▶ [WORK TO COMPLETE]:
Quote the listing below in its entirety, omitting every image.

▶ [SUPPLIED RECORDS]:
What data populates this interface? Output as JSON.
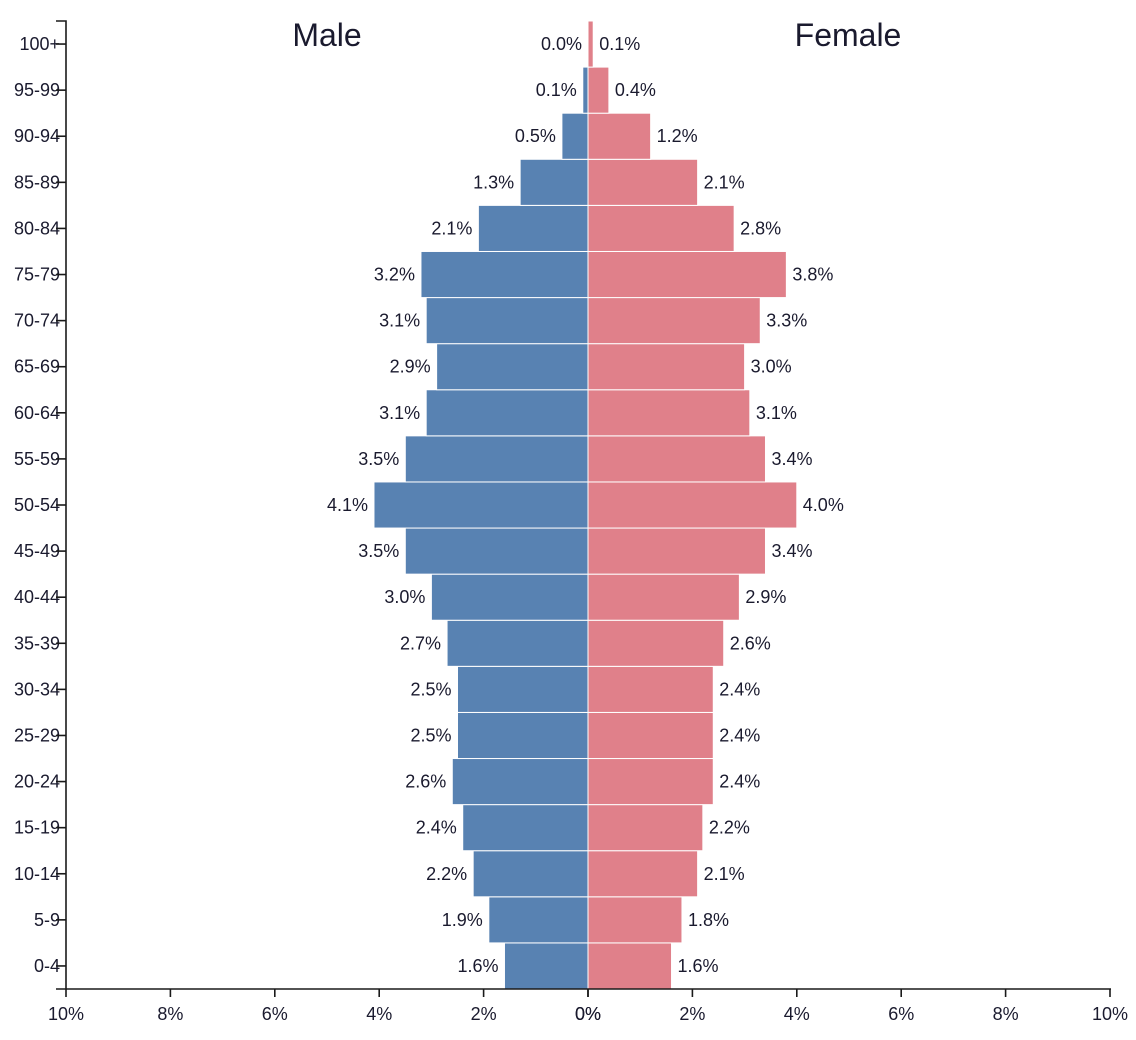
{
  "chart_data": {
    "type": "bar",
    "orientation": "horizontal",
    "layout": "population-pyramid",
    "categories": [
      "0-4",
      "5-9",
      "10-14",
      "15-19",
      "20-24",
      "25-29",
      "30-34",
      "35-39",
      "40-44",
      "45-49",
      "50-54",
      "55-59",
      "60-64",
      "65-69",
      "70-74",
      "75-79",
      "80-84",
      "85-89",
      "90-94",
      "95-99",
      "100+"
    ],
    "series": [
      {
        "name": "Male",
        "color": "#5882b2",
        "values": [
          1.6,
          1.9,
          2.2,
          2.4,
          2.6,
          2.5,
          2.5,
          2.7,
          3.0,
          3.5,
          4.1,
          3.5,
          3.1,
          2.9,
          3.1,
          3.2,
          2.1,
          1.3,
          0.5,
          0.1,
          0.0
        ],
        "labels": [
          "1.6%",
          "1.9%",
          "2.2%",
          "2.4%",
          "2.6%",
          "2.5%",
          "2.5%",
          "2.7%",
          "3.0%",
          "3.5%",
          "4.1%",
          "3.5%",
          "3.1%",
          "2.9%",
          "3.1%",
          "3.2%",
          "2.1%",
          "1.3%",
          "0.5%",
          "0.1%",
          "0.0%"
        ]
      },
      {
        "name": "Female",
        "color": "#e0808a",
        "values": [
          1.6,
          1.8,
          2.1,
          2.2,
          2.4,
          2.4,
          2.4,
          2.6,
          2.9,
          3.4,
          4.0,
          3.4,
          3.1,
          3.0,
          3.3,
          3.8,
          2.8,
          2.1,
          1.2,
          0.4,
          0.1
        ],
        "labels": [
          "1.6%",
          "1.8%",
          "2.1%",
          "2.2%",
          "2.4%",
          "2.4%",
          "2.4%",
          "2.6%",
          "2.9%",
          "3.4%",
          "4.0%",
          "3.4%",
          "3.1%",
          "3.0%",
          "3.3%",
          "3.8%",
          "2.8%",
          "2.1%",
          "1.2%",
          "0.4%",
          "0.1%"
        ]
      }
    ],
    "xlim": [
      0,
      10
    ],
    "x_ticks_left": [
      "10%",
      "8%",
      "6%",
      "4%",
      "2%",
      "0%"
    ],
    "x_ticks_right": [
      "0%",
      "2%",
      "4%",
      "6%",
      "8%",
      "10%"
    ],
    "grid": false,
    "xlabel": "",
    "ylabel": ""
  }
}
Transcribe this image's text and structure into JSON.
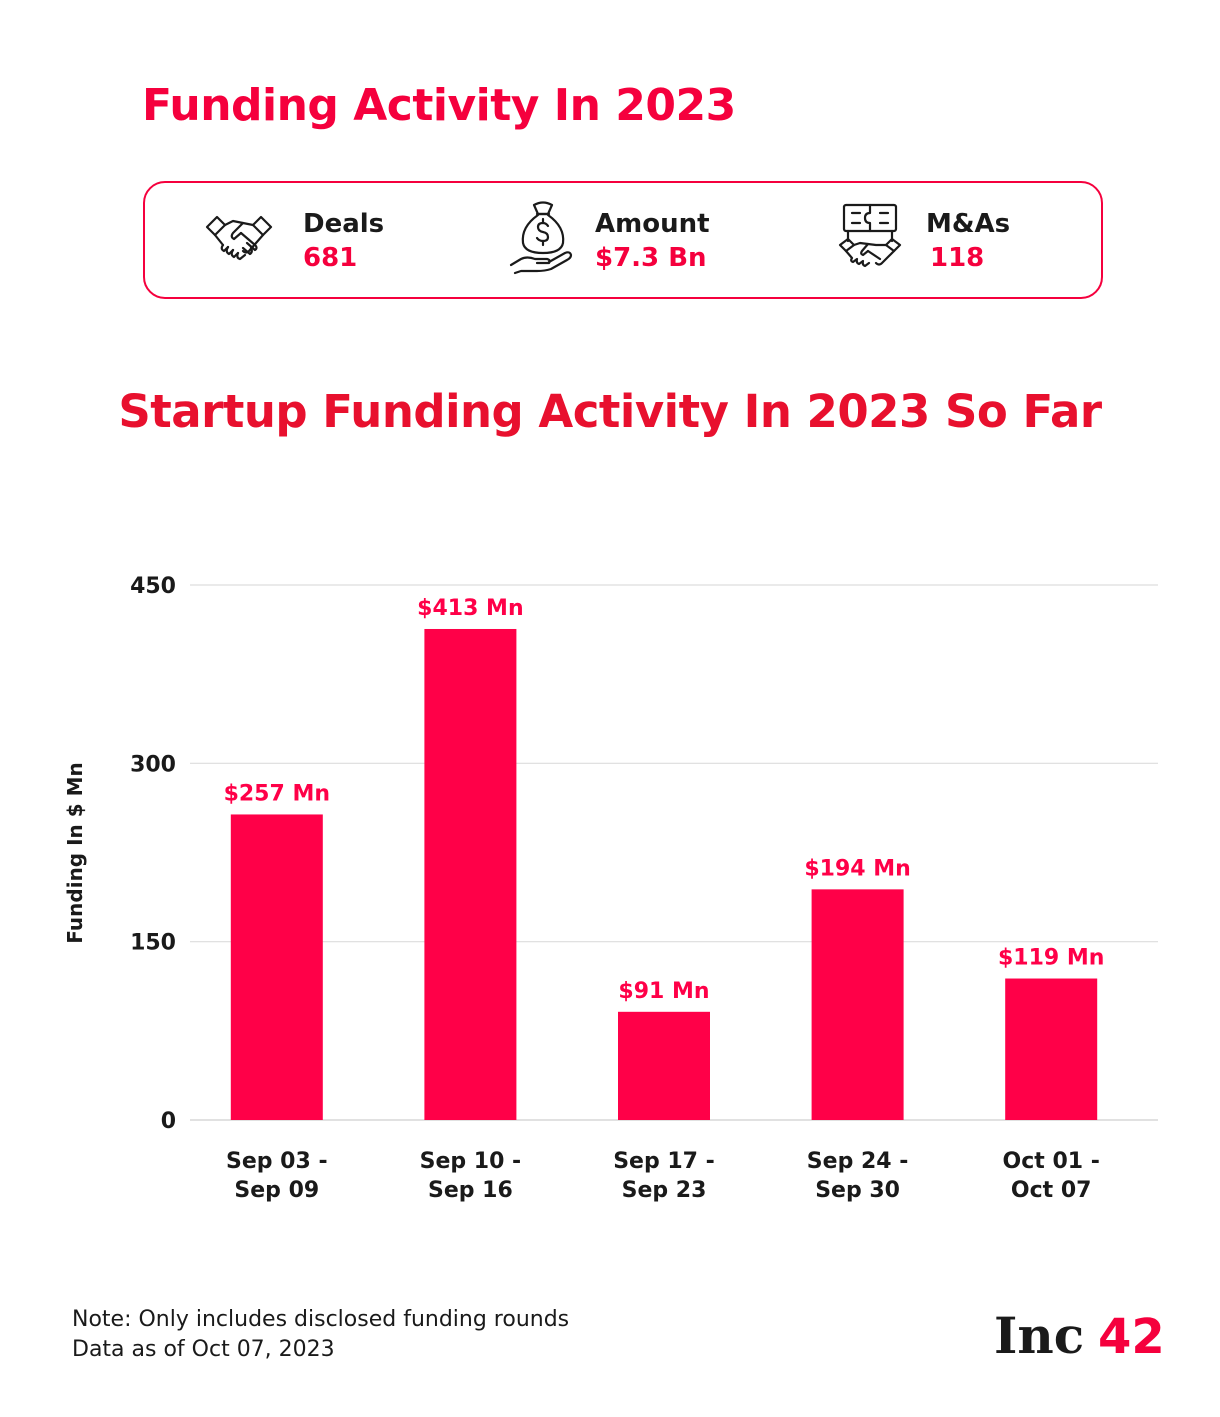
{
  "header": {
    "title": "Funding Activity In 2023"
  },
  "stats": [
    {
      "icon": "handshake-icon",
      "label": "Deals",
      "value": "681"
    },
    {
      "icon": "money-bag-hand-icon",
      "label": "Amount",
      "value": "$7.3 Bn"
    },
    {
      "icon": "puzzle-handshake-icon",
      "label": "M&As",
      "value": "118"
    }
  ],
  "colors": {
    "accent": "#f5003d",
    "title_red": "#e8102e",
    "text": "#1a1a1a",
    "grid": "#dddddd"
  },
  "chart_data": {
    "type": "bar",
    "title": "Startup Funding Activity In 2023 So Far",
    "ylabel": "Funding In $ Mn",
    "xlabel": "",
    "categories": [
      [
        "Sep 03 -",
        "Sep 09"
      ],
      [
        "Sep 10 -",
        "Sep 16"
      ],
      [
        "Sep 17 -",
        "Sep 23"
      ],
      [
        "Sep 24 -",
        "Sep 30"
      ],
      [
        "Oct 01 -",
        "Oct 07"
      ]
    ],
    "values": [
      257,
      413,
      91,
      194,
      119
    ],
    "data_labels": [
      "$257 Mn",
      "$413 Mn",
      "$91 Mn",
      "$194 Mn",
      "$119 Mn"
    ],
    "ylim": [
      0,
      450
    ],
    "yticks": [
      0,
      150,
      300,
      450
    ],
    "grid": true,
    "bar_color": "#ff0048"
  },
  "footer": {
    "note": "Note: Only includes disclosed funding rounds",
    "data_date": "Data as of Oct 07, 2023"
  },
  "logo": {
    "text": "Inc",
    "number": "42"
  }
}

▶ [CORRECT RESPONSE]:
What data populates this interface? Output as JSON.
{
  "chart_data": {
    "type": "bar",
    "orientation": "horizontal",
    "layout": "population-pyramid",
    "categories": [
      "0-4",
      "5-9",
      "10-14",
      "15-19",
      "20-24",
      "25-29",
      "30-34",
      "35-39",
      "40-44",
      "45-49",
      "50-54",
      "55-59",
      "60-64",
      "65-69",
      "70-74",
      "75-79",
      "80-84",
      "85-89",
      "90-94",
      "95-99",
      "100+"
    ],
    "series": [
      {
        "name": "Male",
        "color": "#5882b2",
        "values": [
          1.6,
          1.9,
          2.2,
          2.4,
          2.6,
          2.5,
          2.5,
          2.7,
          3.0,
          3.5,
          4.1,
          3.5,
          3.1,
          2.9,
          3.1,
          3.2,
          2.1,
          1.3,
          0.5,
          0.1,
          0.0
        ],
        "labels": [
          "1.6%",
          "1.9%",
          "2.2%",
          "2.4%",
          "2.6%",
          "2.5%",
          "2.5%",
          "2.7%",
          "3.0%",
          "3.5%",
          "4.1%",
          "3.5%",
          "3.1%",
          "2.9%",
          "3.1%",
          "3.2%",
          "2.1%",
          "1.3%",
          "0.5%",
          "0.1%",
          "0.0%"
        ]
      },
      {
        "name": "Female",
        "color": "#e0808a",
        "values": [
          1.6,
          1.8,
          2.1,
          2.2,
          2.4,
          2.4,
          2.4,
          2.6,
          2.9,
          3.4,
          4.0,
          3.4,
          3.1,
          3.0,
          3.3,
          3.8,
          2.8,
          2.1,
          1.2,
          0.4,
          0.1
        ],
        "labels": [
          "1.6%",
          "1.8%",
          "2.1%",
          "2.2%",
          "2.4%",
          "2.4%",
          "2.4%",
          "2.6%",
          "2.9%",
          "3.4%",
          "4.0%",
          "3.4%",
          "3.1%",
          "3.0%",
          "3.3%",
          "3.8%",
          "2.8%",
          "2.1%",
          "1.2%",
          "0.4%",
          "0.1%"
        ]
      }
    ],
    "xlim": [
      0,
      10
    ],
    "x_ticks_left": [
      "10%",
      "8%",
      "6%",
      "4%",
      "2%",
      "0%"
    ],
    "x_ticks_right": [
      "0%",
      "2%",
      "4%",
      "6%",
      "8%",
      "10%"
    ],
    "grid": false,
    "xlabel": "",
    "ylabel": ""
  }
}
Transcribe this image's text and structure into JSON.
{
  "header": {
    "title": "Funding Activity In 2023"
  },
  "stats": [
    {
      "icon": "handshake-icon",
      "label": "Deals",
      "value": "681"
    },
    {
      "icon": "money-bag-hand-icon",
      "label": "Amount",
      "value": "$7.3 Bn"
    },
    {
      "icon": "puzzle-handshake-icon",
      "label": "M&As",
      "value": "118"
    }
  ],
  "colors": {
    "accent": "#f5003d",
    "title_red": "#e8102e",
    "text": "#1a1a1a",
    "grid": "#dddddd"
  },
  "chart_data": {
    "type": "bar",
    "title": "Startup Funding Activity In 2023 So Far",
    "ylabel": "Funding In $ Mn",
    "xlabel": "",
    "categories": [
      [
        "Sep 03 -",
        "Sep 09"
      ],
      [
        "Sep 10 -",
        "Sep 16"
      ],
      [
        "Sep 17 -",
        "Sep 23"
      ],
      [
        "Sep 24 -",
        "Sep 30"
      ],
      [
        "Oct 01 -",
        "Oct 07"
      ]
    ],
    "values": [
      257,
      413,
      91,
      194,
      119
    ],
    "data_labels": [
      "$257 Mn",
      "$413 Mn",
      "$91 Mn",
      "$194 Mn",
      "$119 Mn"
    ],
    "ylim": [
      0,
      450
    ],
    "yticks": [
      0,
      150,
      300,
      450
    ],
    "grid": true,
    "bar_color": "#ff0048"
  },
  "footer": {
    "note": "Note: Only includes disclosed funding rounds",
    "data_date": "Data as of Oct 07, 2023"
  },
  "logo": {
    "text": "Inc",
    "number": "42"
  }
}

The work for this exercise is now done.